Reproduce each line exactly.

* DATASET ENTRIES *
.....

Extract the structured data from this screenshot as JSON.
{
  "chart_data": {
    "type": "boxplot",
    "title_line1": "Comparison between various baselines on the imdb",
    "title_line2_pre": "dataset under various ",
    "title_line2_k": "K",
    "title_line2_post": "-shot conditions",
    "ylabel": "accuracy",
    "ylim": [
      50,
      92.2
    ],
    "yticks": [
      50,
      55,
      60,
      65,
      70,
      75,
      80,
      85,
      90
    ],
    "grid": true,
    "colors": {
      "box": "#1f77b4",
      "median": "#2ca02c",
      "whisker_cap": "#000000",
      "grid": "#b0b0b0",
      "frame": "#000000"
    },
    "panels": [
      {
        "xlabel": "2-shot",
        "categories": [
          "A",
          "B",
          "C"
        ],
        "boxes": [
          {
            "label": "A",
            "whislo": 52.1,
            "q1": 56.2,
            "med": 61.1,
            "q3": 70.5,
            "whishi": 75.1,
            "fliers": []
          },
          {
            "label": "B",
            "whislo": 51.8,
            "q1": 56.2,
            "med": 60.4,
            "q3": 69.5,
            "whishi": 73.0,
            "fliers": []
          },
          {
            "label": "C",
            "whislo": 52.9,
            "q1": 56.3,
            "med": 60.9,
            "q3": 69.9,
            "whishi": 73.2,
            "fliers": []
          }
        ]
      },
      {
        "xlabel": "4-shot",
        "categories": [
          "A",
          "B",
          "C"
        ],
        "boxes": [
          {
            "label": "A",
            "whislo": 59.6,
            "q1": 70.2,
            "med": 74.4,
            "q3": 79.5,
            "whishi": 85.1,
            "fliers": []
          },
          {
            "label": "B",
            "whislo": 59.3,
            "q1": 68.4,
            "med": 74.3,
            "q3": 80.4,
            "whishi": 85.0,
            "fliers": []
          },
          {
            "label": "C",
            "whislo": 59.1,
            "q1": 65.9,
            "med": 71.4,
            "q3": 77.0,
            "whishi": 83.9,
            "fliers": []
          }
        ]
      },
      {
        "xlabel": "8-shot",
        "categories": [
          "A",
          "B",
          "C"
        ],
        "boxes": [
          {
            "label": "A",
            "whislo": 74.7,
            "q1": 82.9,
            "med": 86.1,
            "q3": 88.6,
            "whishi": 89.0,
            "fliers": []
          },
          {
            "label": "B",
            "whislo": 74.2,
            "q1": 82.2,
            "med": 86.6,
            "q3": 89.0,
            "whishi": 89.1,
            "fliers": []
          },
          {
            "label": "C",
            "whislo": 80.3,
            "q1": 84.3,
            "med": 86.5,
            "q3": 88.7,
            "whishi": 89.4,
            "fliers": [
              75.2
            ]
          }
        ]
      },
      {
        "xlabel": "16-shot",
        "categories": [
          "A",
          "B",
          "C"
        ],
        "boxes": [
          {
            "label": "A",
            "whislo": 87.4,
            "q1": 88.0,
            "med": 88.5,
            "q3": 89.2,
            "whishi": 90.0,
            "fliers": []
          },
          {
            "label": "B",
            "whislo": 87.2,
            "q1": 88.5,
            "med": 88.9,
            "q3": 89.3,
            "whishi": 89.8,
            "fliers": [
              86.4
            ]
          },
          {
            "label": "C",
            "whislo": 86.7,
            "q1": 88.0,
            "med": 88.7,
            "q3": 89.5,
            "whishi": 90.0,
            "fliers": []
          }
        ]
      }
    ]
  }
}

.....

* SOLUTION FOR THIS EXERCISE *
Extract the structured data from this screenshot as JSON.
{
  "chart_data": {
    "type": "boxplot",
    "title_line1": "Comparison between various baselines on the imdb",
    "title_line2_pre": "dataset under various ",
    "title_line2_k": "K",
    "title_line2_post": "-shot conditions",
    "ylabel": "accuracy",
    "ylim": [
      50,
      92.2
    ],
    "yticks": [
      50,
      55,
      60,
      65,
      70,
      75,
      80,
      85,
      90
    ],
    "grid": true,
    "colors": {
      "box": "#1f77b4",
      "median": "#2ca02c",
      "whisker_cap": "#000000",
      "grid": "#b0b0b0",
      "frame": "#000000"
    },
    "panels": [
      {
        "xlabel": "2-shot",
        "categories": [
          "A",
          "B",
          "C"
        ],
        "boxes": [
          {
            "label": "A",
            "whislo": 52.1,
            "q1": 56.2,
            "med": 61.1,
            "q3": 70.5,
            "whishi": 75.1,
            "fliers": []
          },
          {
            "label": "B",
            "whislo": 51.8,
            "q1": 56.2,
            "med": 60.4,
            "q3": 69.5,
            "whishi": 73.0,
            "fliers": []
          },
          {
            "label": "C",
            "whislo": 52.9,
            "q1": 56.3,
            "med": 60.9,
            "q3": 69.9,
            "whishi": 73.2,
            "fliers": []
          }
        ]
      },
      {
        "xlabel": "4-shot",
        "categories": [
          "A",
          "B",
          "C"
        ],
        "boxes": [
          {
            "label": "A",
            "whislo": 59.6,
            "q1": 70.2,
            "med": 74.4,
            "q3": 79.5,
            "whishi": 85.1,
            "fliers": []
          },
          {
            "label": "B",
            "whislo": 59.3,
            "q1": 68.4,
            "med": 74.3,
            "q3": 80.4,
            "whishi": 85.0,
            "fliers": []
          },
          {
            "label": "C",
            "whislo": 59.1,
            "q1": 65.9,
            "med": 71.4,
            "q3": 77.0,
            "whishi": 83.9,
            "fliers": []
          }
        ]
      },
      {
        "xlabel": "8-shot",
        "categories": [
          "A",
          "B",
          "C"
        ],
        "boxes": [
          {
            "label": "A",
            "whislo": 74.7,
            "q1": 82.9,
            "med": 86.1,
            "q3": 88.6,
            "whishi": 89.0,
            "fliers": []
          },
          {
            "label": "B",
            "whislo": 74.2,
            "q1": 82.2,
            "med": 86.6,
            "q3": 89.0,
            "whishi": 89.1,
            "fliers": []
          },
          {
            "label": "C",
            "whislo": 80.3,
            "q1": 84.3,
            "med": 86.5,
            "q3": 88.7,
            "whishi": 89.4,
            "fliers": [
              75.2
            ]
          }
        ]
      },
      {
        "xlabel": "16-shot",
        "categories": [
          "A",
          "B",
          "C"
        ],
        "boxes": [
          {
            "label": "A",
            "whislo": 87.4,
            "q1": 88.0,
            "med": 88.5,
            "q3": 89.2,
            "whishi": 90.0,
            "fliers": []
          },
          {
            "label": "B",
            "whislo": 87.2,
            "q1": 88.5,
            "med": 88.9,
            "q3": 89.3,
            "whishi": 89.8,
            "fliers": [
              86.4
            ]
          },
          {
            "label": "C",
            "whislo": 86.7,
            "q1": 88.0,
            "med": 88.7,
            "q3": 89.5,
            "whishi": 90.0,
            "fliers": []
          }
        ]
      }
    ]
  }
}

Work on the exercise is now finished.